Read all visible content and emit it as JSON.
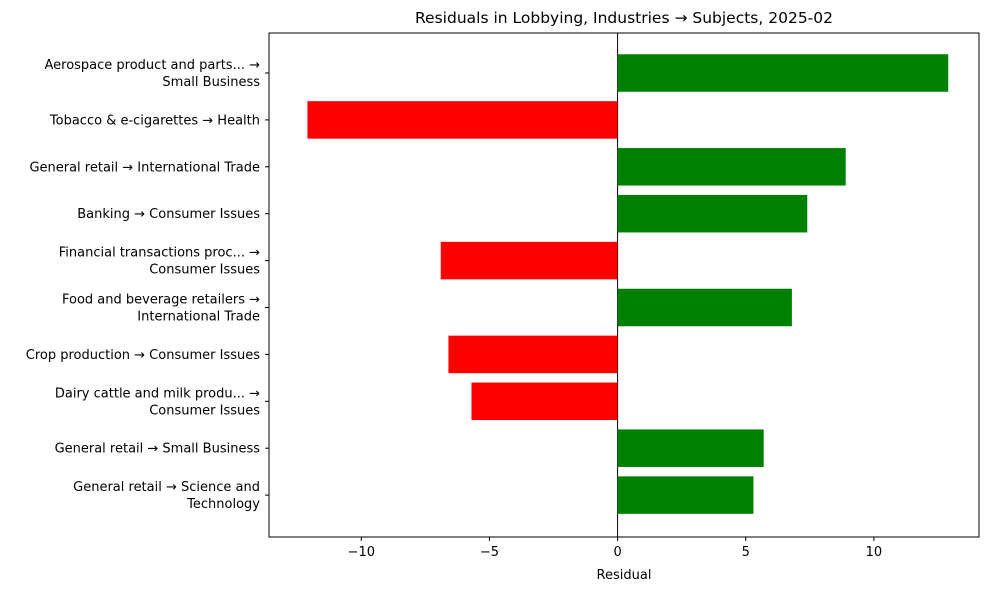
{
  "chart_data": {
    "type": "bar",
    "orientation": "horizontal",
    "title": "Residuals in Lobbying, Industries → Subjects, 2025-02",
    "xlabel": "Residual",
    "ylabel": "",
    "xlim": [
      -13.6,
      14.1
    ],
    "xticks": [
      -10,
      -5,
      0,
      5,
      10
    ],
    "xtick_labels": [
      "−10",
      "−5",
      "0",
      "5",
      "10"
    ],
    "grid": false,
    "legend": "none",
    "positive_color": "#008000",
    "negative_color": "#ff0000",
    "zero_line_color": "#000000",
    "categories": [
      [
        "Aerospace product and parts... →",
        "Small Business"
      ],
      [
        "Tobacco & e-cigarettes → Health"
      ],
      [
        "General retail → International Trade"
      ],
      [
        "Banking → Consumer Issues"
      ],
      [
        "Financial transactions proc... →",
        "Consumer Issues"
      ],
      [
        "Food and beverage retailers →",
        "International Trade"
      ],
      [
        "Crop production → Consumer Issues"
      ],
      [
        "Dairy cattle and milk produ... →",
        "Consumer Issues"
      ],
      [
        "General retail → Small Business"
      ],
      [
        "General retail → Science and",
        "Technology"
      ]
    ],
    "values": [
      12.9,
      -12.1,
      8.9,
      7.4,
      -6.9,
      6.8,
      -6.6,
      -5.7,
      5.7,
      5.3
    ]
  }
}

----------

> **TASK INSTRUCTIONS**
Reproduce every line exactly and omit all pictures.

> **SOLUTION FOR THIS PROBLEM**
Read all visible content and emit it as JSON.
{
  "chart_data": {
    "type": "bar",
    "orientation": "horizontal",
    "title": "Residuals in Lobbying, Industries → Subjects, 2025-02",
    "xlabel": "Residual",
    "ylabel": "",
    "xlim": [
      -13.6,
      14.1
    ],
    "xticks": [
      -10,
      -5,
      0,
      5,
      10
    ],
    "xtick_labels": [
      "−10",
      "−5",
      "0",
      "5",
      "10"
    ],
    "grid": false,
    "legend": "none",
    "positive_color": "#008000",
    "negative_color": "#ff0000",
    "zero_line_color": "#000000",
    "categories": [
      [
        "Aerospace product and parts... →",
        "Small Business"
      ],
      [
        "Tobacco & e-cigarettes → Health"
      ],
      [
        "General retail → International Trade"
      ],
      [
        "Banking → Consumer Issues"
      ],
      [
        "Financial transactions proc... →",
        "Consumer Issues"
      ],
      [
        "Food and beverage retailers →",
        "International Trade"
      ],
      [
        "Crop production → Consumer Issues"
      ],
      [
        "Dairy cattle and milk produ... →",
        "Consumer Issues"
      ],
      [
        "General retail → Small Business"
      ],
      [
        "General retail → Science and",
        "Technology"
      ]
    ],
    "values": [
      12.9,
      -12.1,
      8.9,
      7.4,
      -6.9,
      6.8,
      -6.6,
      -5.7,
      5.7,
      5.3
    ]
  }
}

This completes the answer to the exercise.